The records below must be copied in full; omit the images.

** start Data lines **

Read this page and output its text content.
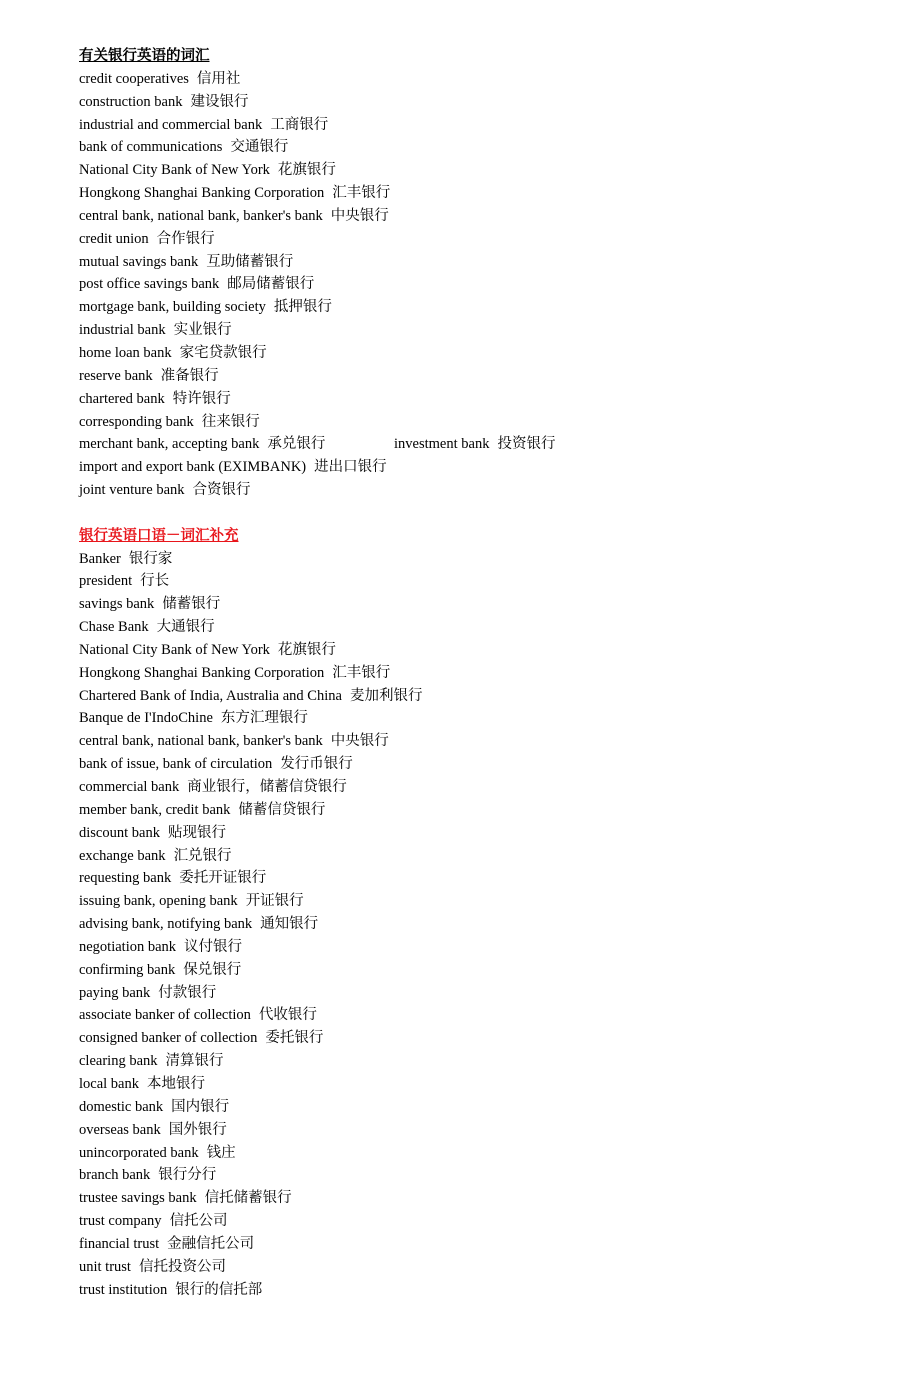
有关银行英语的词汇
credit cooperatives 信用社
construction bank 建设银行
industrial and commercial bank 工商银行
bank of communications 交通银行
National City Bank of New York 花旗银行
Hongkong Shanghai Banking Corporation 汇丰银行
central bank, national bank, banker's bank 中央银行
credit union 合作银行
mutual savings bank 互助储蓄银行
post office savings bank 邮局储蓄银行
mortgage bank, building society 抵押银行
industrial bank 实业银行
home loan bank 家宅贷款银行
reserve bank 准备银行
chartered bank 特许银行
corresponding bank 往来银行
merchant bank, accepting bank 承兑银行	investment bank 投资银行
import and export bank (EXIMBANK) 进出口银行
joint venture bank 合资银行
银行英语口语－词汇补充
Banker 银行家
president 行长
savings bank 储蓄银行
Chase Bank 大通银行
National City Bank of New York 花旗银行
Hongkong Shanghai Banking Corporation 汇丰银行
Chartered Bank of India, Australia and China 麦加利银行
Banque de I'IndoChine 东方汇理银行
central bank, national bank, banker's bank 中央银行
bank of issue, bank of circulation 发行币银行
commercial bank 商业银行，储蓄信贷银行
member bank, credit bank 储蓄信贷银行
discount bank 贴现银行
exchange bank 汇兑银行
requesting bank 委托开证银行
issuing bank, opening bank 开证银行
advising bank, notifying bank 通知银行
negotiation bank 议付银行
confirming bank 保兑银行
paying bank 付款银行
associate banker of collection 代收银行
consigned banker of collection 委托银行
clearing bank 清算银行
local bank 本地银行
domestic bank 国内银行
overseas bank 国外银行
unincorporated bank 钱庄
branch bank 银行分行
trustee savings bank 信托储蓄银行
trust company 信托公司
financial trust 金融信托公司
unit trust 信托投资公司
trust institution 银行的信托部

** end Data lines **

#### Full answer:
Read this page and output its text content.
有关银行英语的词汇
credit cooperatives 信用社
construction bank 建设银行
industrial and commercial bank 工商银行
bank of communications 交通银行
National City Bank of New York 花旗银行
Hongkong Shanghai Banking Corporation 汇丰银行
central bank, national bank, banker's bank 中央银行
credit union 合作银行
mutual savings bank 互助储蓄银行
post office savings bank 邮局储蓄银行
mortgage bank, building society 抵押银行
industrial bank 实业银行
home loan bank 家宅贷款银行
reserve bank 准备银行
chartered bank 特许银行
corresponding bank 往来银行
merchant bank, accepting bank 承兑银行	investment bank 投资银行
import and export bank (EXIMBANK) 进出口银行
joint venture bank 合资银行
银行英语口语－词汇补充
Banker 银行家
president 行长
savings bank 储蓄银行
Chase Bank 大通银行
National City Bank of New York 花旗银行
Hongkong Shanghai Banking Corporation 汇丰银行
Chartered Bank of India, Australia and China 麦加利银行
Banque de I'IndoChine 东方汇理银行
central bank, national bank, banker's bank 中央银行
bank of issue, bank of circulation 发行币银行
commercial bank 商业银行，储蓄信贷银行
member bank, credit bank 储蓄信贷银行
discount bank 贴现银行
exchange bank 汇兑银行
requesting bank 委托开证银行
issuing bank, opening bank 开证银行
advising bank, notifying bank 通知银行
negotiation bank 议付银行
confirming bank 保兑银行
paying bank 付款银行
associate banker of collection 代收银行
consigned banker of collection 委托银行
clearing bank 清算银行
local bank 本地银行
domestic bank 国内银行
overseas bank 国外银行
unincorporated bank 钱庄
branch bank 银行分行
trustee savings bank 信托储蓄银行
trust company 信托公司
financial trust 金融信托公司
unit trust 信托投资公司
trust institution 银行的信托部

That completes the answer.